**TO BE DONE:** Quote every line of the material beneath this one.

Stored items from a collection:

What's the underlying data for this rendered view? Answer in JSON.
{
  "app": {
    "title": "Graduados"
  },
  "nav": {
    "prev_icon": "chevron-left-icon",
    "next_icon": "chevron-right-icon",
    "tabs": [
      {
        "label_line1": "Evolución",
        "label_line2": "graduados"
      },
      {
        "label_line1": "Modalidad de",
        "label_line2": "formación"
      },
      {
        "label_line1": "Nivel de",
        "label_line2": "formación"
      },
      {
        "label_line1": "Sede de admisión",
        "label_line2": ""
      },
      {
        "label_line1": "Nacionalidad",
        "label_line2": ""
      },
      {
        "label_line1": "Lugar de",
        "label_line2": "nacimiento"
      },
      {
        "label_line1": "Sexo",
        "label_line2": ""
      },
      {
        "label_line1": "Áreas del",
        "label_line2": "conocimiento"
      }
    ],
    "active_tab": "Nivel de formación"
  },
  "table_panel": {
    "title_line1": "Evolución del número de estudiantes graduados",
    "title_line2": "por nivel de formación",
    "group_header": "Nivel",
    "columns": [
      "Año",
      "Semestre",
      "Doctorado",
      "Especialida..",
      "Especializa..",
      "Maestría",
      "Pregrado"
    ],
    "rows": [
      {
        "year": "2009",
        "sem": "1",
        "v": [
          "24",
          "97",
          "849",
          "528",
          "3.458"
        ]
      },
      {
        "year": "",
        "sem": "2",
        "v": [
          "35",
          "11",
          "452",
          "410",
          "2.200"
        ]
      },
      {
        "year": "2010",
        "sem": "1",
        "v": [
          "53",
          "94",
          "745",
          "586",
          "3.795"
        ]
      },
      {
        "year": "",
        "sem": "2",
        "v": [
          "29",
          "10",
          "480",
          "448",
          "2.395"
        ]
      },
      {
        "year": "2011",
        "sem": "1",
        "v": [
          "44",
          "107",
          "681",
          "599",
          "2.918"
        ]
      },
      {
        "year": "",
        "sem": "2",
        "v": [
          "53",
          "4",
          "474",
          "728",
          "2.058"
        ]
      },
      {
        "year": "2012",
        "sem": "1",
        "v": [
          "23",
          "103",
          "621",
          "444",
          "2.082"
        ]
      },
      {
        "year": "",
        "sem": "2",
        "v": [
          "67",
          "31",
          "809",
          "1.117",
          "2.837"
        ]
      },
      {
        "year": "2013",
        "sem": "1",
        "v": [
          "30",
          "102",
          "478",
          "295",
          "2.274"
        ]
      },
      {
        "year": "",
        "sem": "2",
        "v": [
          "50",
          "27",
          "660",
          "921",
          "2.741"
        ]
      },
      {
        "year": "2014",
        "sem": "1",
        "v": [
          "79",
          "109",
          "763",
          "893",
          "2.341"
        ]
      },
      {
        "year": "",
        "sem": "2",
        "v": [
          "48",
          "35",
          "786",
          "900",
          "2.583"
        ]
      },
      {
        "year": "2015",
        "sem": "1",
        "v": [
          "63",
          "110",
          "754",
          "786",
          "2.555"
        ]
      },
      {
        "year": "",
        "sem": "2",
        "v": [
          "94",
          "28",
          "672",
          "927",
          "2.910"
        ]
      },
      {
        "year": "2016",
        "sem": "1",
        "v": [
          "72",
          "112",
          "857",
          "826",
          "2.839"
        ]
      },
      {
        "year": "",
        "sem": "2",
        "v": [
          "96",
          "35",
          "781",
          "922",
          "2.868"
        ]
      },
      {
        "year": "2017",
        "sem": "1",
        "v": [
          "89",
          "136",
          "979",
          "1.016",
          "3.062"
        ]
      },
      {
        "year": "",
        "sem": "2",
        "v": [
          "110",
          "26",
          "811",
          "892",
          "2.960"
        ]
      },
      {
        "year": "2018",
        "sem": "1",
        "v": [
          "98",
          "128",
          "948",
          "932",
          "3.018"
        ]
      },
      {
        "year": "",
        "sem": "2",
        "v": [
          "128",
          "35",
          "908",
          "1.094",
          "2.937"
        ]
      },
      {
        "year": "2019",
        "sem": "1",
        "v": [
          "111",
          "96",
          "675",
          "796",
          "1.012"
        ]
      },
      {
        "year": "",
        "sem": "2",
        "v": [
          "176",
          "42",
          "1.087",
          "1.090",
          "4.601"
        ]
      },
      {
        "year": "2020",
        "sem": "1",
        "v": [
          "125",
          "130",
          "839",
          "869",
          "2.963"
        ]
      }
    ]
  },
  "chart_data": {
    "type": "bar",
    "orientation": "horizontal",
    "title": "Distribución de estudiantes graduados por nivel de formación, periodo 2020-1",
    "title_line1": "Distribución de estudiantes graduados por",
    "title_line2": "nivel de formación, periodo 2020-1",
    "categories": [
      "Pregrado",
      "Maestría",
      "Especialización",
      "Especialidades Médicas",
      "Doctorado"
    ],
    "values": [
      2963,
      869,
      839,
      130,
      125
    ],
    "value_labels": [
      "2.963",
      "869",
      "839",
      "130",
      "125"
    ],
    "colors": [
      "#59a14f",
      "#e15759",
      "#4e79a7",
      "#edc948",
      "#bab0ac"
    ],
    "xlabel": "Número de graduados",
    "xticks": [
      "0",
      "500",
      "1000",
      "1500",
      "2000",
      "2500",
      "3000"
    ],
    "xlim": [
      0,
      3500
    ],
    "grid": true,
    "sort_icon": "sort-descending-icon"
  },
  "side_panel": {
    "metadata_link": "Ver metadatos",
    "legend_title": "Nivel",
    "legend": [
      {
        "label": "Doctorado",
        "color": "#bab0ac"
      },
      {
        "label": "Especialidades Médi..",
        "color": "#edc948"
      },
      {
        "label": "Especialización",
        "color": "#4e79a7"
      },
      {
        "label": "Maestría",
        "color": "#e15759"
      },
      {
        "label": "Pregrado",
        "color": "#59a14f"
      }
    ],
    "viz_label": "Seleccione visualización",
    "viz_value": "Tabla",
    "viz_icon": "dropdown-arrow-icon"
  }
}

**CORRECT RESULT:**
What's the underlying data for this rendered view? Answer in JSON.
{
  "app": {
    "title": "Graduados"
  },
  "nav": {
    "prev_icon": "chevron-left-icon",
    "next_icon": "chevron-right-icon",
    "tabs": [
      {
        "label_line1": "Evolución",
        "label_line2": "graduados"
      },
      {
        "label_line1": "Modalidad de",
        "label_line2": "formación"
      },
      {
        "label_line1": "Nivel de",
        "label_line2": "formación"
      },
      {
        "label_line1": "Sede de admisión",
        "label_line2": ""
      },
      {
        "label_line1": "Nacionalidad",
        "label_line2": ""
      },
      {
        "label_line1": "Lugar de",
        "label_line2": "nacimiento"
      },
      {
        "label_line1": "Sexo",
        "label_line2": ""
      },
      {
        "label_line1": "Áreas del",
        "label_line2": "conocimiento"
      }
    ],
    "active_tab": "Nivel de formación"
  },
  "table_panel": {
    "title_line1": "Evolución del número de estudiantes graduados",
    "title_line2": "por nivel de formación",
    "group_header": "Nivel",
    "columns": [
      "Año",
      "Semestre",
      "Doctorado",
      "Especialida..",
      "Especializa..",
      "Maestría",
      "Pregrado"
    ],
    "rows": [
      {
        "year": "2009",
        "sem": "1",
        "v": [
          "24",
          "97",
          "849",
          "528",
          "3.458"
        ]
      },
      {
        "year": "",
        "sem": "2",
        "v": [
          "35",
          "11",
          "452",
          "410",
          "2.200"
        ]
      },
      {
        "year": "2010",
        "sem": "1",
        "v": [
          "53",
          "94",
          "745",
          "586",
          "3.795"
        ]
      },
      {
        "year": "",
        "sem": "2",
        "v": [
          "29",
          "10",
          "480",
          "448",
          "2.395"
        ]
      },
      {
        "year": "2011",
        "sem": "1",
        "v": [
          "44",
          "107",
          "681",
          "599",
          "2.918"
        ]
      },
      {
        "year": "",
        "sem": "2",
        "v": [
          "53",
          "4",
          "474",
          "728",
          "2.058"
        ]
      },
      {
        "year": "2012",
        "sem": "1",
        "v": [
          "23",
          "103",
          "621",
          "444",
          "2.082"
        ]
      },
      {
        "year": "",
        "sem": "2",
        "v": [
          "67",
          "31",
          "809",
          "1.117",
          "2.837"
        ]
      },
      {
        "year": "2013",
        "sem": "1",
        "v": [
          "30",
          "102",
          "478",
          "295",
          "2.274"
        ]
      },
      {
        "year": "",
        "sem": "2",
        "v": [
          "50",
          "27",
          "660",
          "921",
          "2.741"
        ]
      },
      {
        "year": "2014",
        "sem": "1",
        "v": [
          "79",
          "109",
          "763",
          "893",
          "2.341"
        ]
      },
      {
        "year": "",
        "sem": "2",
        "v": [
          "48",
          "35",
          "786",
          "900",
          "2.583"
        ]
      },
      {
        "year": "2015",
        "sem": "1",
        "v": [
          "63",
          "110",
          "754",
          "786",
          "2.555"
        ]
      },
      {
        "year": "",
        "sem": "2",
        "v": [
          "94",
          "28",
          "672",
          "927",
          "2.910"
        ]
      },
      {
        "year": "2016",
        "sem": "1",
        "v": [
          "72",
          "112",
          "857",
          "826",
          "2.839"
        ]
      },
      {
        "year": "",
        "sem": "2",
        "v": [
          "96",
          "35",
          "781",
          "922",
          "2.868"
        ]
      },
      {
        "year": "2017",
        "sem": "1",
        "v": [
          "89",
          "136",
          "979",
          "1.016",
          "3.062"
        ]
      },
      {
        "year": "",
        "sem": "2",
        "v": [
          "110",
          "26",
          "811",
          "892",
          "2.960"
        ]
      },
      {
        "year": "2018",
        "sem": "1",
        "v": [
          "98",
          "128",
          "948",
          "932",
          "3.018"
        ]
      },
      {
        "year": "",
        "sem": "2",
        "v": [
          "128",
          "35",
          "908",
          "1.094",
          "2.937"
        ]
      },
      {
        "year": "2019",
        "sem": "1",
        "v": [
          "111",
          "96",
          "675",
          "796",
          "1.012"
        ]
      },
      {
        "year": "",
        "sem": "2",
        "v": [
          "176",
          "42",
          "1.087",
          "1.090",
          "4.601"
        ]
      },
      {
        "year": "2020",
        "sem": "1",
        "v": [
          "125",
          "130",
          "839",
          "869",
          "2.963"
        ]
      }
    ]
  },
  "chart_data": {
    "type": "bar",
    "orientation": "horizontal",
    "title": "Distribución de estudiantes graduados por nivel de formación, periodo 2020-1",
    "title_line1": "Distribución de estudiantes graduados por",
    "title_line2": "nivel de formación, periodo 2020-1",
    "categories": [
      "Pregrado",
      "Maestría",
      "Especialización",
      "Especialidades Médicas",
      "Doctorado"
    ],
    "values": [
      2963,
      869,
      839,
      130,
      125
    ],
    "value_labels": [
      "2.963",
      "869",
      "839",
      "130",
      "125"
    ],
    "colors": [
      "#59a14f",
      "#e15759",
      "#4e79a7",
      "#edc948",
      "#bab0ac"
    ],
    "xlabel": "Número de graduados",
    "xticks": [
      "0",
      "500",
      "1000",
      "1500",
      "2000",
      "2500",
      "3000"
    ],
    "xlim": [
      0,
      3500
    ],
    "grid": true,
    "sort_icon": "sort-descending-icon"
  },
  "side_panel": {
    "metadata_link": "Ver metadatos",
    "legend_title": "Nivel",
    "legend": [
      {
        "label": "Doctorado",
        "color": "#bab0ac"
      },
      {
        "label": "Especialidades Médi..",
        "color": "#edc948"
      },
      {
        "label": "Especialización",
        "color": "#4e79a7"
      },
      {
        "label": "Maestría",
        "color": "#e15759"
      },
      {
        "label": "Pregrado",
        "color": "#59a14f"
      }
    ],
    "viz_label": "Seleccione visualización",
    "viz_value": "Tabla",
    "viz_icon": "dropdown-arrow-icon"
  }
}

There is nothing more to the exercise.